Write out all of the data exactly as it appears.

>> START

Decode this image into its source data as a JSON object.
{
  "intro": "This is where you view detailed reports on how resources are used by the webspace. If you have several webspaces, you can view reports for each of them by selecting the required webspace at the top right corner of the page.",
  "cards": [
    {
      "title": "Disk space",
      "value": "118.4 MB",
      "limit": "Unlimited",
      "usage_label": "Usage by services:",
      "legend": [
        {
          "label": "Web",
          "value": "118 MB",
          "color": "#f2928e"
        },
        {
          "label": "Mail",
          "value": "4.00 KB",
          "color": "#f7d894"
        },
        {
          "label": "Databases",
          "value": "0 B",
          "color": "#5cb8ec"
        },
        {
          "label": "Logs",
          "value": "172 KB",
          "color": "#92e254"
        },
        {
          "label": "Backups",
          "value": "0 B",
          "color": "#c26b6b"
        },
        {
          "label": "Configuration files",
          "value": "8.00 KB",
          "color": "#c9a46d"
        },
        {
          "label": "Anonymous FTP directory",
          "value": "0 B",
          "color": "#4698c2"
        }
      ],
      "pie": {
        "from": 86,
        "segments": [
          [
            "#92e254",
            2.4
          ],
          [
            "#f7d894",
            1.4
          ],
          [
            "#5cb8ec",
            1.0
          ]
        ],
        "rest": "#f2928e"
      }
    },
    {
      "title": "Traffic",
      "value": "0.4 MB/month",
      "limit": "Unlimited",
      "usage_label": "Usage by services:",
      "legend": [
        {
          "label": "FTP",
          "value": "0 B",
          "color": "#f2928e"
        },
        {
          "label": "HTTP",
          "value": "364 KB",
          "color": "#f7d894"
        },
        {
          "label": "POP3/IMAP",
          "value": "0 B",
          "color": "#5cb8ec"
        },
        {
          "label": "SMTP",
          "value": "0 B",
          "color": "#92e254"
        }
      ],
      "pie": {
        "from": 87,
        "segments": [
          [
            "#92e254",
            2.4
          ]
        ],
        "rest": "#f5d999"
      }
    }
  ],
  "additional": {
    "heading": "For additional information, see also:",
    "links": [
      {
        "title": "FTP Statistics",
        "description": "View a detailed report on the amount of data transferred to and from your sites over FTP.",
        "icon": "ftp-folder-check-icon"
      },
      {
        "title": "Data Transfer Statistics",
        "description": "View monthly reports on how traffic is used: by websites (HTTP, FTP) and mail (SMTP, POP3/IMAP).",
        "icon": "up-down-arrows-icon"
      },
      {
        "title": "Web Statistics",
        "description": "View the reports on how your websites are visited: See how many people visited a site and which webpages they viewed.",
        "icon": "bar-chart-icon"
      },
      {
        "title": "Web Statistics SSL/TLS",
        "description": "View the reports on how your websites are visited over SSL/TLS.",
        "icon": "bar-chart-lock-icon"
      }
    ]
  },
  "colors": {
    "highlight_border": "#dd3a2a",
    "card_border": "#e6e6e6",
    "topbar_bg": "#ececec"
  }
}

>> END

**RESPONSE:**
Decode this image into its source data as a JSON object.
{
  "intro": "This is where you view detailed reports on how resources are used by the webspace. If you have several webspaces, you can view reports for each of them by selecting the required webspace at the top right corner of the page.",
  "cards": [
    {
      "title": "Disk space",
      "value": "118.4 MB",
      "limit": "Unlimited",
      "usage_label": "Usage by services:",
      "legend": [
        {
          "label": "Web",
          "value": "118 MB",
          "color": "#f2928e"
        },
        {
          "label": "Mail",
          "value": "4.00 KB",
          "color": "#f7d894"
        },
        {
          "label": "Databases",
          "value": "0 B",
          "color": "#5cb8ec"
        },
        {
          "label": "Logs",
          "value": "172 KB",
          "color": "#92e254"
        },
        {
          "label": "Backups",
          "value": "0 B",
          "color": "#c26b6b"
        },
        {
          "label": "Configuration files",
          "value": "8.00 KB",
          "color": "#c9a46d"
        },
        {
          "label": "Anonymous FTP directory",
          "value": "0 B",
          "color": "#4698c2"
        }
      ],
      "pie": {
        "from": 86,
        "segments": [
          [
            "#92e254",
            2.4
          ],
          [
            "#f7d894",
            1.4
          ],
          [
            "#5cb8ec",
            1.0
          ]
        ],
        "rest": "#f2928e"
      }
    },
    {
      "title": "Traffic",
      "value": "0.4 MB/month",
      "limit": "Unlimited",
      "usage_label": "Usage by services:",
      "legend": [
        {
          "label": "FTP",
          "value": "0 B",
          "color": "#f2928e"
        },
        {
          "label": "HTTP",
          "value": "364 KB",
          "color": "#f7d894"
        },
        {
          "label": "POP3/IMAP",
          "value": "0 B",
          "color": "#5cb8ec"
        },
        {
          "label": "SMTP",
          "value": "0 B",
          "color": "#92e254"
        }
      ],
      "pie": {
        "from": 87,
        "segments": [
          [
            "#92e254",
            2.4
          ]
        ],
        "rest": "#f5d999"
      }
    }
  ],
  "additional": {
    "heading": "For additional information, see also:",
    "links": [
      {
        "title": "FTP Statistics",
        "description": "View a detailed report on the amount of data transferred to and from your sites over FTP.",
        "icon": "ftp-folder-check-icon"
      },
      {
        "title": "Data Transfer Statistics",
        "description": "View monthly reports on how traffic is used: by websites (HTTP, FTP) and mail (SMTP, POP3/IMAP).",
        "icon": "up-down-arrows-icon"
      },
      {
        "title": "Web Statistics",
        "description": "View the reports on how your websites are visited: See how many people visited a site and which webpages they viewed.",
        "icon": "bar-chart-icon"
      },
      {
        "title": "Web Statistics SSL/TLS",
        "description": "View the reports on how your websites are visited over SSL/TLS.",
        "icon": "bar-chart-lock-icon"
      }
    ]
  },
  "colors": {
    "highlight_border": "#dd3a2a",
    "card_border": "#e6e6e6",
    "topbar_bg": "#ececec"
  }
}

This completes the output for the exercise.